Saved data entries:
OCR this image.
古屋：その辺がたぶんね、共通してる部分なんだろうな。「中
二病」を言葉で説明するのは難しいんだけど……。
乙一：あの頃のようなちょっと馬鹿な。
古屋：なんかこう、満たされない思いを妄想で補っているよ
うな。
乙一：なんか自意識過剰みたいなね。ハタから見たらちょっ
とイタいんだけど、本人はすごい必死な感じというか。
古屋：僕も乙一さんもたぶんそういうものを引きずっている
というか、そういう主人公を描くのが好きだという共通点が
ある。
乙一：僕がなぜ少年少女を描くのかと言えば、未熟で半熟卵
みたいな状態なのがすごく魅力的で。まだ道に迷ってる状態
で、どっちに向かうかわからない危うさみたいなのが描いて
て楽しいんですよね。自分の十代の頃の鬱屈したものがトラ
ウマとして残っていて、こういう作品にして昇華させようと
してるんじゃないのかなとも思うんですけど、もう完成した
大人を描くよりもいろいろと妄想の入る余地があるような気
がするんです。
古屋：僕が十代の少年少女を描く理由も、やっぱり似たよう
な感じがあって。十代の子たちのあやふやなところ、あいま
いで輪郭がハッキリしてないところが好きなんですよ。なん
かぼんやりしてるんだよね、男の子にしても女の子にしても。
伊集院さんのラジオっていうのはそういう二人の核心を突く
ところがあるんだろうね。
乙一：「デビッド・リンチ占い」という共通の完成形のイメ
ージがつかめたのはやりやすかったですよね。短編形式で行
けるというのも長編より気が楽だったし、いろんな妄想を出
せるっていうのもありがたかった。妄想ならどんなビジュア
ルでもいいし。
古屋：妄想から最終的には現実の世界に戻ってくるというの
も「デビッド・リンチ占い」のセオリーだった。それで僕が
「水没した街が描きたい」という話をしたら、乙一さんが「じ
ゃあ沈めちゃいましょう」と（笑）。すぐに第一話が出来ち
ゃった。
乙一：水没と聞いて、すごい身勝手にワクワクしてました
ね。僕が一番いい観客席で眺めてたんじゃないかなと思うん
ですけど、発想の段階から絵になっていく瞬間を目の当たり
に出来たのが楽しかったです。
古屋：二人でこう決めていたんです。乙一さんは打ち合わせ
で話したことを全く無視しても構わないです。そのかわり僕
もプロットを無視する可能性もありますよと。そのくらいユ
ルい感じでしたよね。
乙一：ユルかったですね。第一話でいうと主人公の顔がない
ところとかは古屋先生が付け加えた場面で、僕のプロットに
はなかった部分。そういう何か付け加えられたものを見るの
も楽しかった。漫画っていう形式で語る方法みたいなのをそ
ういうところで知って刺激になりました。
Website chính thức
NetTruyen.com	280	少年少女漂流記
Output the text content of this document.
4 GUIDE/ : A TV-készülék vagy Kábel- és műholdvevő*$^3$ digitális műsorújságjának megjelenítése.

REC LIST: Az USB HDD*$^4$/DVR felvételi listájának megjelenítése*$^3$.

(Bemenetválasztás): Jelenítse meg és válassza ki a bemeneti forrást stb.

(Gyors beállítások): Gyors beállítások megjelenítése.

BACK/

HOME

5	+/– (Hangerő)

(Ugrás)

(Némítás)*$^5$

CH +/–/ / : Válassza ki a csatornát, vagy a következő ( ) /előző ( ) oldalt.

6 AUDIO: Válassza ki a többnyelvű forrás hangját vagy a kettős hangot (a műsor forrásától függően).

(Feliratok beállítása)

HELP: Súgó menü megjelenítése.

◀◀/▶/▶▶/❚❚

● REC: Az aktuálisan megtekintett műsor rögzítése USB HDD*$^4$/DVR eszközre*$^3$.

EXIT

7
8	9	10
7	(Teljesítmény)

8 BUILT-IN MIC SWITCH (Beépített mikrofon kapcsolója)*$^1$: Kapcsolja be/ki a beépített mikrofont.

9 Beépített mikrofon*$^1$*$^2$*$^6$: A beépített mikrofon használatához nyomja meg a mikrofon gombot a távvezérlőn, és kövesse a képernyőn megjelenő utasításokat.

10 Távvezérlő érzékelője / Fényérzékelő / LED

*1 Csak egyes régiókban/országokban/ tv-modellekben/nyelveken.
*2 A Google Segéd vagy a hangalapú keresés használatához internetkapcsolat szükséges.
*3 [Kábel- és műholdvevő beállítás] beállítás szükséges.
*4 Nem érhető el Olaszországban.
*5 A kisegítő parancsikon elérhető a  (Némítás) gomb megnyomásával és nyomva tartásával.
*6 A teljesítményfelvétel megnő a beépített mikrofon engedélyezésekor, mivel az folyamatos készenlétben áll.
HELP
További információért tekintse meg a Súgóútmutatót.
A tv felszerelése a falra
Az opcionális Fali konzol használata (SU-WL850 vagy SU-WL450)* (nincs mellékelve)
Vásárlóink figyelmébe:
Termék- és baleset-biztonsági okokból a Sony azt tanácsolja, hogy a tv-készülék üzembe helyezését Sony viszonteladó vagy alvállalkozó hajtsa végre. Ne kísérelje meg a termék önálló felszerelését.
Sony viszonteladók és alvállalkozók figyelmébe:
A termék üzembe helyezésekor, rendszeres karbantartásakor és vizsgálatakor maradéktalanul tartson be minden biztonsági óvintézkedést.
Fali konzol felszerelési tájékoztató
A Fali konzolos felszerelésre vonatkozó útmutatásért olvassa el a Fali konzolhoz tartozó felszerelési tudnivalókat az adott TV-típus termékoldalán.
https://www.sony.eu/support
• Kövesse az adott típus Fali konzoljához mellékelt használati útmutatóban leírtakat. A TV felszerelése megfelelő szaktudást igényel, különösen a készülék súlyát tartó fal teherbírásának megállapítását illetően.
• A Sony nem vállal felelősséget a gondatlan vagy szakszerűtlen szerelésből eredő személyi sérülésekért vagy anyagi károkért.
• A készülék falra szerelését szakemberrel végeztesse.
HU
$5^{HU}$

— PROBLEM DETAILS —
How many of these lines contain "műholdvevő"? Write only the number.

— SOLUTION TO THIS PROBLEM —
2